━━ AVAILABLE DATA ━━

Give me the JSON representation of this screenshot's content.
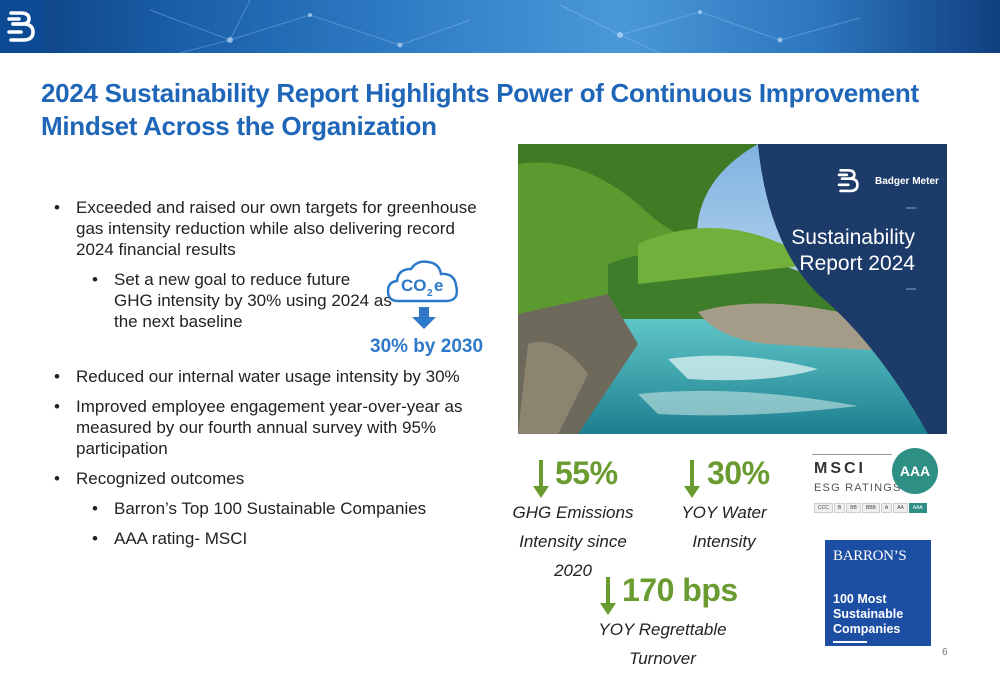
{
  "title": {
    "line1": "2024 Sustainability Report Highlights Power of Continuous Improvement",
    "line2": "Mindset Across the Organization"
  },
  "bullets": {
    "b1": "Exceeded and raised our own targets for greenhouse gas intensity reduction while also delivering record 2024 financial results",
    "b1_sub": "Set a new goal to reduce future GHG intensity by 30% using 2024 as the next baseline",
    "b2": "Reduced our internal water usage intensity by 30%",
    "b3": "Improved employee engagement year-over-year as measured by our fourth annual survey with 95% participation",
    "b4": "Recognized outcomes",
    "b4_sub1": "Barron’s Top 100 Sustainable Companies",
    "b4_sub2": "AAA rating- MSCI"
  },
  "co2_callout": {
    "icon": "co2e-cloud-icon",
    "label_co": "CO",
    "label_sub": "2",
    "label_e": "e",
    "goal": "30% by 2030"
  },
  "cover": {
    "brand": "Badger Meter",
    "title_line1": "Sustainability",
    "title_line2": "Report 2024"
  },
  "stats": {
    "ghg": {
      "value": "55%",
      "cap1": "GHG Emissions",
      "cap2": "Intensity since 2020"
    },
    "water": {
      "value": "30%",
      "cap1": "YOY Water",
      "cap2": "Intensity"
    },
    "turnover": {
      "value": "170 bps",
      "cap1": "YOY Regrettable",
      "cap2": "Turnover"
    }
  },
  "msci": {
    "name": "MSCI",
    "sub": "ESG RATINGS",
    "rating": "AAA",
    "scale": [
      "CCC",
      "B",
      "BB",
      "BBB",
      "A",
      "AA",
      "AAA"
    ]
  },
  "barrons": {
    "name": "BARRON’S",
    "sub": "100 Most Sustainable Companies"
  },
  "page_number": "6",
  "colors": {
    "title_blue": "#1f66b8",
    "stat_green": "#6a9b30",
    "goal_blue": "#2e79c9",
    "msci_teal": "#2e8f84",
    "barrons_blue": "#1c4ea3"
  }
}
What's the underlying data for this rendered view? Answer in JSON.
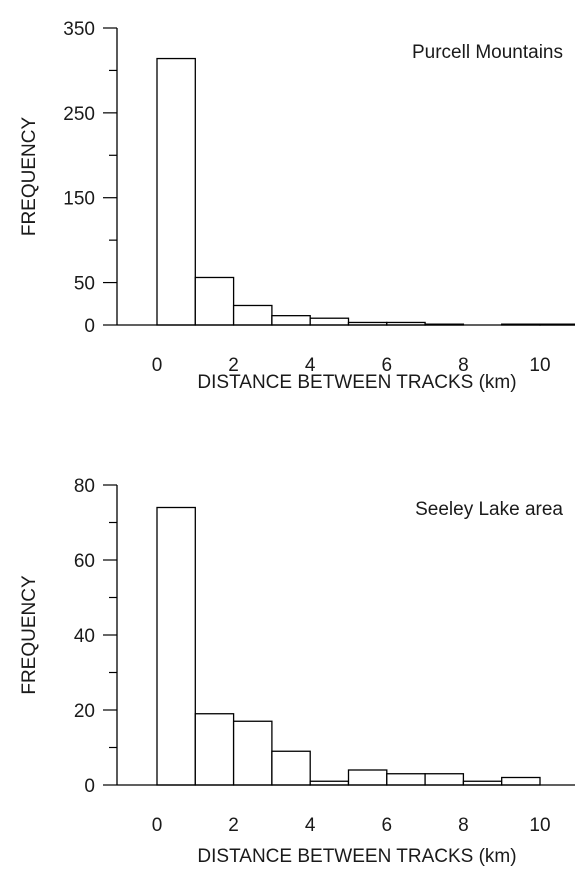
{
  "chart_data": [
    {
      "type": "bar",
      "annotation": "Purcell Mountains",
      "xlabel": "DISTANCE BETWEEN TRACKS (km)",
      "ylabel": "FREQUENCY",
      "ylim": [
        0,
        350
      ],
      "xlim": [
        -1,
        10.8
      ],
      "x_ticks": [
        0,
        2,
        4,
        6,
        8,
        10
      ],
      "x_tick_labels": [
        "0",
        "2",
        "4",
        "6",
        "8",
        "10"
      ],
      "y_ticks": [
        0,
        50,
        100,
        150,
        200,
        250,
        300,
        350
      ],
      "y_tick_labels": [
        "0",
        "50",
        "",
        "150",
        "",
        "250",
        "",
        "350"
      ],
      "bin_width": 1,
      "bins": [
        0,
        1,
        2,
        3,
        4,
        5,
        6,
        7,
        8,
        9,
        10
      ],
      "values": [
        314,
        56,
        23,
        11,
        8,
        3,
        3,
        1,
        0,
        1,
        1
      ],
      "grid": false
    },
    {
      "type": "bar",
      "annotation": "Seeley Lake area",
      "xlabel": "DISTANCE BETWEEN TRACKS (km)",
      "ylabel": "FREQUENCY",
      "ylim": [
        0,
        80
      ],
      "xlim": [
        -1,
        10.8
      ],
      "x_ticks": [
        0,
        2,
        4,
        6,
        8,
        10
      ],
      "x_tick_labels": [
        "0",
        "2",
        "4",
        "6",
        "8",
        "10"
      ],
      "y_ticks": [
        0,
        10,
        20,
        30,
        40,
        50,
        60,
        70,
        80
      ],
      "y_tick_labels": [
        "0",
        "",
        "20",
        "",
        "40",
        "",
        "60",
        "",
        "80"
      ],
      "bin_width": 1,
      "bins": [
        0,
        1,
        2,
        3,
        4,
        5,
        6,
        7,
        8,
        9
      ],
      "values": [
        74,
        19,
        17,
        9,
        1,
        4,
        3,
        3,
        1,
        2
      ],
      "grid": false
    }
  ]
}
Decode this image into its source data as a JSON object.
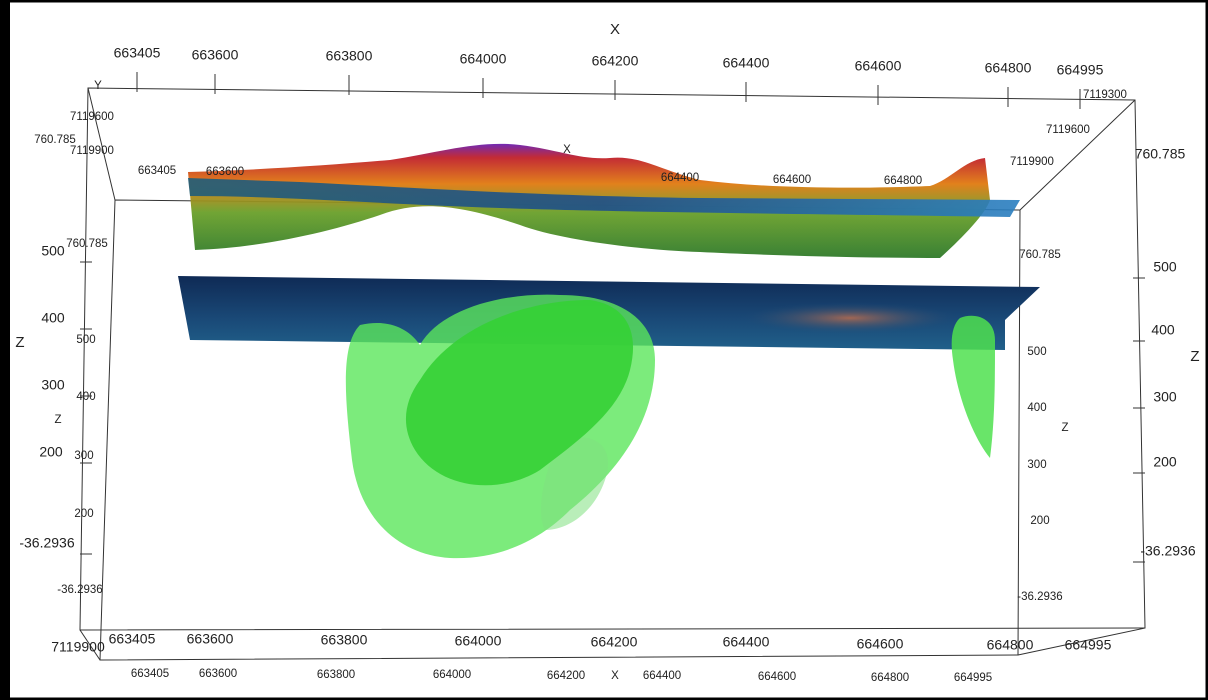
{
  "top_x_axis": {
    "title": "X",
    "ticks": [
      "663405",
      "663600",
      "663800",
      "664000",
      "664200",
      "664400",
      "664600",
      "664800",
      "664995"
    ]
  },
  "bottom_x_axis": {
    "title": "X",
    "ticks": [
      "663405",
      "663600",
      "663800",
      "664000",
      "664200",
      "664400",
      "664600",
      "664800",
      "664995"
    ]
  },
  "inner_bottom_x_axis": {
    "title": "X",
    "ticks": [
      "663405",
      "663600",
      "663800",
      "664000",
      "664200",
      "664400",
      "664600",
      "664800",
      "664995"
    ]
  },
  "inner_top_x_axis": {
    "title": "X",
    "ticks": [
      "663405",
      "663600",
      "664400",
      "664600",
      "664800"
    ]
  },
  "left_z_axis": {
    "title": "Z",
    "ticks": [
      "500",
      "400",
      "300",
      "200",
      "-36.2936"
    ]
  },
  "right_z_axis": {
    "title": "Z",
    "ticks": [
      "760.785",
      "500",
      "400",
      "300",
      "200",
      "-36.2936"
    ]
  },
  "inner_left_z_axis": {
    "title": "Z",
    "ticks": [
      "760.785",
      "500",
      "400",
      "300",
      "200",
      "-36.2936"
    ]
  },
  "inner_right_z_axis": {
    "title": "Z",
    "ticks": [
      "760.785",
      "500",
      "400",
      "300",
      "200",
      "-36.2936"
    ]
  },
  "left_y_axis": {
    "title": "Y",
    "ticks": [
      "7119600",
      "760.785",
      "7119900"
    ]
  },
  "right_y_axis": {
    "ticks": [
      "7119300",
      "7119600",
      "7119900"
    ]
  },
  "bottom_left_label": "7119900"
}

━━━

EXERCISE DETAILS =
From the records above, how many lines include the word "annotation"? Only the number is wanted.

SOLUTION TO THIS PROBLEM =
2